• What is being asked
Reproduce all of the data exactly.

• Material provided
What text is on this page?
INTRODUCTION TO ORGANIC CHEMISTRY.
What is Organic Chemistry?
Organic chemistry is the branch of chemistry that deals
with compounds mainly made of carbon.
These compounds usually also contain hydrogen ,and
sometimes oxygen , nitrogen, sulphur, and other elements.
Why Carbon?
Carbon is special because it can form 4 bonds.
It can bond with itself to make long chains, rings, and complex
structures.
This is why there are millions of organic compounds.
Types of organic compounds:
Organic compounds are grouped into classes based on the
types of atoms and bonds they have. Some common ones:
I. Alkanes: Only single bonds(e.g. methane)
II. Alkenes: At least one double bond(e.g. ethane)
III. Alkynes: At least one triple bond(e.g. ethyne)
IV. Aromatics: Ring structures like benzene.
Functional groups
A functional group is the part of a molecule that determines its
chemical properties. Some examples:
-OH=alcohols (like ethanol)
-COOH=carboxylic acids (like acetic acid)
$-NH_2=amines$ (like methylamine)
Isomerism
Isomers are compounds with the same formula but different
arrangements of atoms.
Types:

• Output for this task
What text is on this page?
INTRODUCTION TO ORGANIC CHEMISTRY.
What is Organic Chemistry?
Organic chemistry is the branch of chemistry that deals
with compounds mainly made of carbon.
These compounds usually also contain hydrogen ,and
sometimes oxygen , nitrogen, sulphur, and other elements.
Why Carbon?
Carbon is special because it can form 4 bonds.
It can bond with itself to make long chains, rings, and complex
structures.
This is why there are millions of organic compounds.
Types of organic compounds:
Organic compounds are grouped into classes based on the
types of atoms and bonds they have. Some common ones:
I. Alkanes: Only single bonds(e.g. methane)
II. Alkenes: At least one double bond(e.g. ethane)
III. Alkynes: At least one triple bond(e.g. ethyne)
IV. Aromatics: Ring structures like benzene.
Functional groups
A functional group is the part of a molecule that determines its
chemical properties. Some examples:
-OH=alcohols (like ethanol)
-COOH=carboxylic acids (like acetic acid)
$-NH_2=amines$ (like methylamine)
Isomerism
Isomers are compounds with the same formula but different
arrangements of atoms.
Types:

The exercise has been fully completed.